___ MATERIAL FOR THE TASK ___

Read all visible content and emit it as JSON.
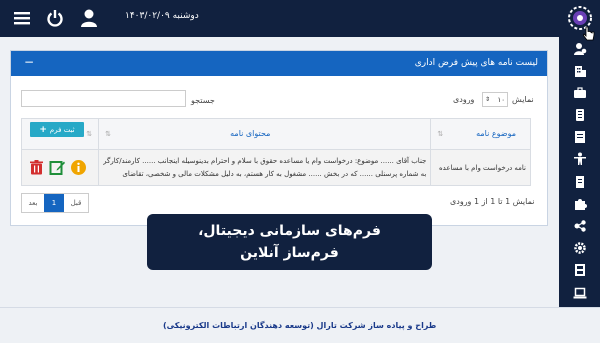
{
  "header": {
    "date": "دوشنبه ۱۴۰۳/۰۲/۰۹",
    "icons": [
      "menu-icon",
      "power-icon",
      "user-icon"
    ],
    "logo": "org-logo"
  },
  "sidebar": {
    "items": [
      "user-management-icon",
      "building-icon",
      "briefcase-icon",
      "archive-icon",
      "folder-icon",
      "person-icon",
      "document-icon",
      "puzzle-icon",
      "network-icon",
      "gear-icon",
      "film-icon",
      "laptop-icon"
    ]
  },
  "panel": {
    "title": "لیست نامه های پیش فرض اداری",
    "collapse": "−",
    "show_label": "نمایش",
    "show_value": "۱۰",
    "entries_label": "ورودی",
    "search_label": "جستجو",
    "search_value": "",
    "columns": {
      "subject": "موضوع نامه",
      "content": "محتوای نامه"
    },
    "add_button": "ثبت فرم",
    "rows": [
      {
        "subject": "نامه درخواست وام با مساعده",
        "content_line1": "جناب آقای ...... موضوع: درخواست وام یا مساعده حقوق با سلام و احترام بدینوسیله اینجانب ...... کارمند/کارگر",
        "content_line2": "به شماره پرسنلی ...... که در بخش ...... مشغول به کار هستم، به دلیل مشکلات مالی و شخصی، تقاضای"
      }
    ],
    "info_text": "نمایش 1 تا 1 از 1 ورودی",
    "pager": {
      "prev": "قبل",
      "page": "1",
      "next": "بعد"
    }
  },
  "banner": {
    "line1": "فرم‌های سازمانی دیجیتال،",
    "line2": "فرم‌ساز آنلاین"
  },
  "footer": {
    "text": "طراح و پیاده ساز شرکت تارال (توسعه دهندگان ارتباطات الکترونیکی)"
  },
  "colors": {
    "navy": "#11213f",
    "primary": "#1565c0",
    "info": "#27a9c7",
    "warn": "#f0a500",
    "edit": "#1f8f3a",
    "danger": "#d32f2f"
  }
}
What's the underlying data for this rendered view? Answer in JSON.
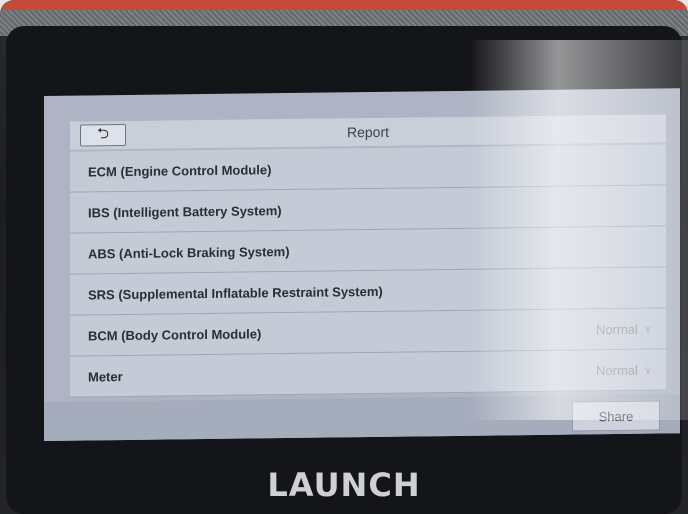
{
  "header": {
    "back_icon": "back-arrow-icon",
    "title": "Report"
  },
  "report": {
    "items": [
      {
        "label": "ECM (Engine Control Module)",
        "status": ""
      },
      {
        "label": "IBS (Intelligent Battery System)",
        "status": ""
      },
      {
        "label": "ABS (Anti-Lock Braking System)",
        "status": ""
      },
      {
        "label": "SRS (Supplemental Inflatable Restraint System)",
        "status": ""
      },
      {
        "label": "BCM (Body Control Module)",
        "status": "Normal"
      },
      {
        "label": "Meter",
        "status": "Normal"
      }
    ]
  },
  "footer": {
    "share_label": "Share"
  },
  "device": {
    "brand": "LAUNCH",
    "accent_color": "#c64a3a"
  }
}
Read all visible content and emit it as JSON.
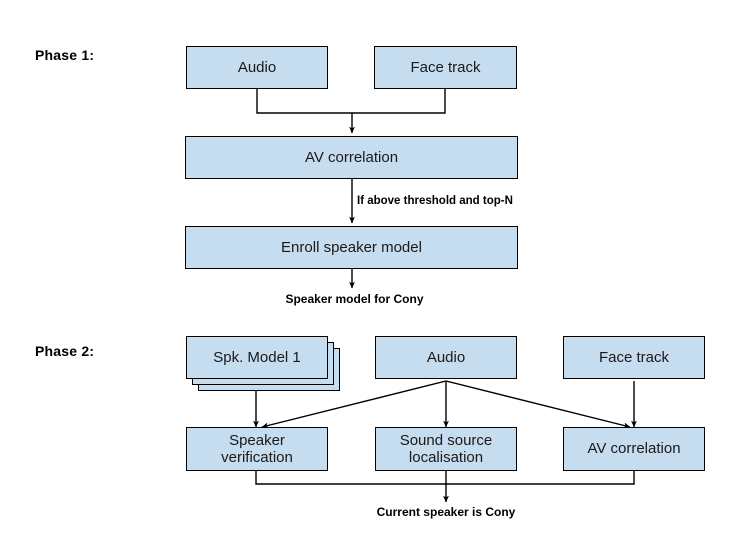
{
  "diagram": {
    "title_phase1": "Phase 1:",
    "title_phase2": "Phase 2:",
    "box_fill": "#c6dcef",
    "box_stroke": "#000000",
    "background": "#ffffff"
  },
  "phase1": {
    "label": "Phase 1:",
    "nodes": {
      "audio": "Audio",
      "face_track": "Face track",
      "av_correlation": "AV correlation",
      "enroll": "Enroll speaker model"
    },
    "edge_labels": {
      "threshold": "If above threshold and top-N"
    },
    "output": "Speaker model for Cony"
  },
  "phase2": {
    "label": "Phase 2:",
    "nodes": {
      "spk_model": "Spk. Model 1",
      "audio": "Audio",
      "face_track": "Face track",
      "speaker_verification_line1": "Speaker",
      "speaker_verification_line2": "verification",
      "sound_source_line1": "Sound source",
      "sound_source_line2": "localisation",
      "av_correlation": "AV correlation"
    },
    "output": "Current speaker is Cony"
  }
}
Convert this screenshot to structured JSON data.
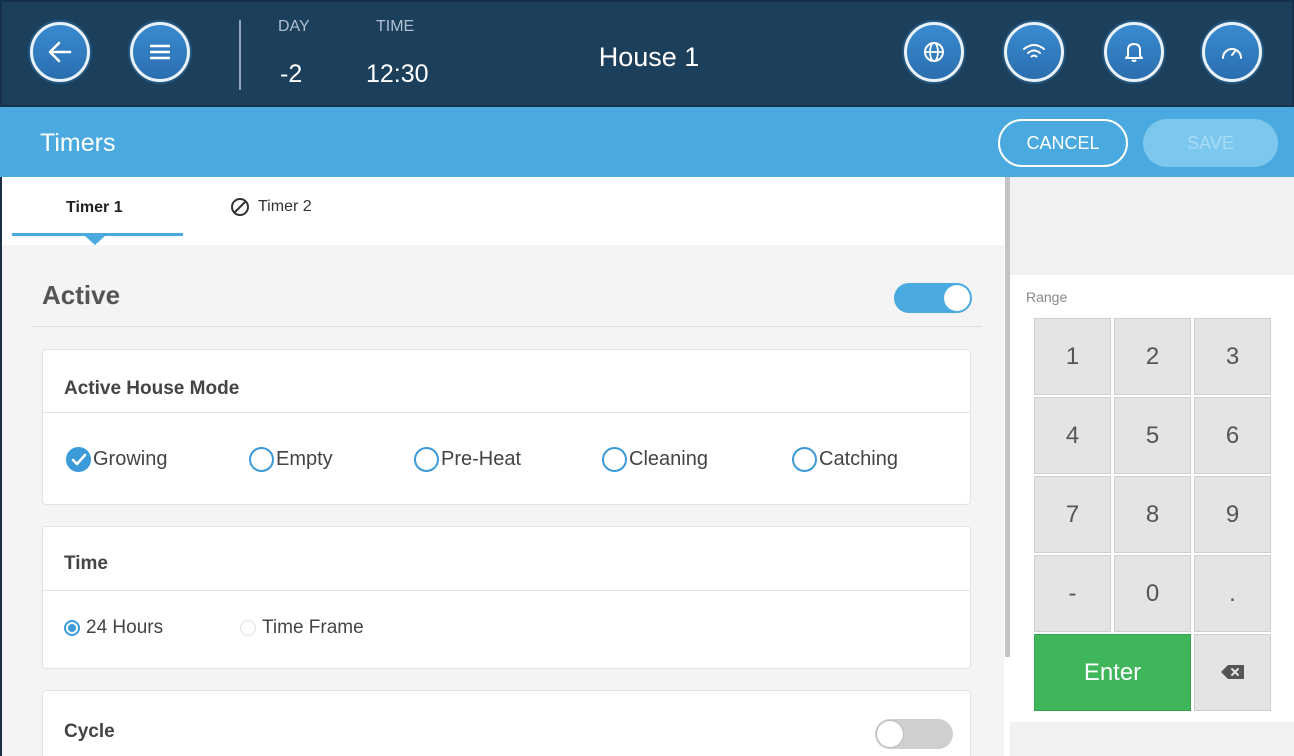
{
  "header": {
    "back_icon": "back-arrow-icon",
    "menu_icon": "hamburger-menu-icon",
    "day_label": "DAY",
    "day_value": "-2",
    "time_label": "TIME",
    "time_value": "12:30",
    "house_name": "House 1",
    "right_icons": [
      "globe-icon",
      "wifi-icon",
      "bell-icon",
      "gauge-icon"
    ]
  },
  "titlebar": {
    "title": "Timers",
    "cancel_label": "CANCEL",
    "save_label": "SAVE"
  },
  "tabs": [
    {
      "label": "Timer 1",
      "active": true
    },
    {
      "label": "Timer 2",
      "active": false,
      "icon": "disabled-circle-icon"
    }
  ],
  "active_section": {
    "title": "Active",
    "enabled": true
  },
  "house_mode": {
    "title": "Active House Mode",
    "options": [
      {
        "label": "Growing",
        "checked": true
      },
      {
        "label": "Empty",
        "checked": false
      },
      {
        "label": "Pre-Heat",
        "checked": false
      },
      {
        "label": "Cleaning",
        "checked": false
      },
      {
        "label": "Catching",
        "checked": false
      }
    ]
  },
  "time_section": {
    "title": "Time",
    "options": [
      {
        "label": "24 Hours",
        "selected": true
      },
      {
        "label": "Time Frame",
        "selected": false
      }
    ]
  },
  "cycle_section": {
    "title": "Cycle",
    "enabled": false
  },
  "keypad": {
    "range_label": "Range",
    "keys": [
      "1",
      "2",
      "3",
      "4",
      "5",
      "6",
      "7",
      "8",
      "9",
      "-",
      "0",
      "."
    ],
    "enter_label": "Enter",
    "backspace_icon": "backspace-icon"
  },
  "colors": {
    "header_bg": "#1c3f5c",
    "titlebar_bg": "#4aaadf",
    "accent": "#3a9bd8",
    "enter_green": "#3fb65a"
  }
}
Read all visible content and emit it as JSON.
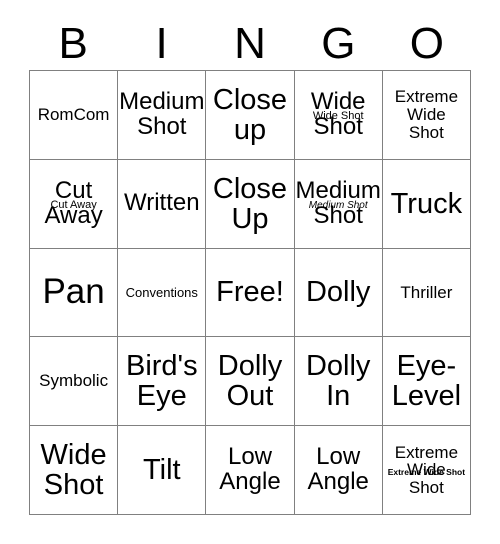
{
  "header": {
    "letters": [
      "B",
      "I",
      "N",
      "G",
      "O"
    ]
  },
  "grid": {
    "rows": [
      [
        {
          "text": "RomCom",
          "size": "fs-sm"
        },
        {
          "text": "Medium\nShot",
          "size": "fs-md"
        },
        {
          "text": "Close\nup",
          "size": "fs-lg"
        },
        {
          "text": "Wide\nShot",
          "size": "fs-md",
          "overlay": "Wide Shot",
          "overlay_style": "ov-1"
        },
        {
          "text": "Extreme\nWide\nShot",
          "size": "fs-sm"
        }
      ],
      [
        {
          "text": "Cut\nAway",
          "size": "fs-md",
          "overlay": "Cut Away",
          "overlay_style": "ov-2"
        },
        {
          "text": "Written",
          "size": "fs-md"
        },
        {
          "text": "Close\nUp",
          "size": "fs-lg"
        },
        {
          "text": "Medium\nShot",
          "size": "fs-md",
          "overlay": "Medium Shot",
          "overlay_style": "ov-3"
        },
        {
          "text": "Truck",
          "size": "fs-lg"
        }
      ],
      [
        {
          "text": "Pan",
          "size": "fs-xl"
        },
        {
          "text": "Conventions",
          "size": "fs-xs"
        },
        {
          "text": "Free!",
          "size": "fs-lg"
        },
        {
          "text": "Dolly",
          "size": "fs-lg"
        },
        {
          "text": "Thriller",
          "size": "fs-sm"
        }
      ],
      [
        {
          "text": "Symbolic",
          "size": "fs-sm"
        },
        {
          "text": "Bird's\nEye",
          "size": "fs-lg"
        },
        {
          "text": "Dolly\nOut",
          "size": "fs-lg"
        },
        {
          "text": "Dolly\nIn",
          "size": "fs-lg"
        },
        {
          "text": "Eye-\nLevel",
          "size": "fs-lg"
        }
      ],
      [
        {
          "text": "Wide\nShot",
          "size": "fs-lg"
        },
        {
          "text": "Tilt",
          "size": "fs-lg"
        },
        {
          "text": "Low\nAngle",
          "size": "fs-md"
        },
        {
          "text": "Low\nAngle",
          "size": "fs-md"
        },
        {
          "text": "Extreme\nWide\nShot",
          "size": "fs-sm",
          "overlay": "Extreme Wide Shot",
          "overlay_style": "ov-4"
        }
      ]
    ]
  },
  "colors": {
    "grid_line": "#808080",
    "text": "#000000",
    "background": "#ffffff"
  }
}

___

WHAT YOU NEED TO DO
Filter the records above for lines containing the word "data", and copy those lines.

COMPLETE RESPONSE
What's the underlying data for this rendered view? Answer in JSON.
Convert this screenshot to structured JSON data.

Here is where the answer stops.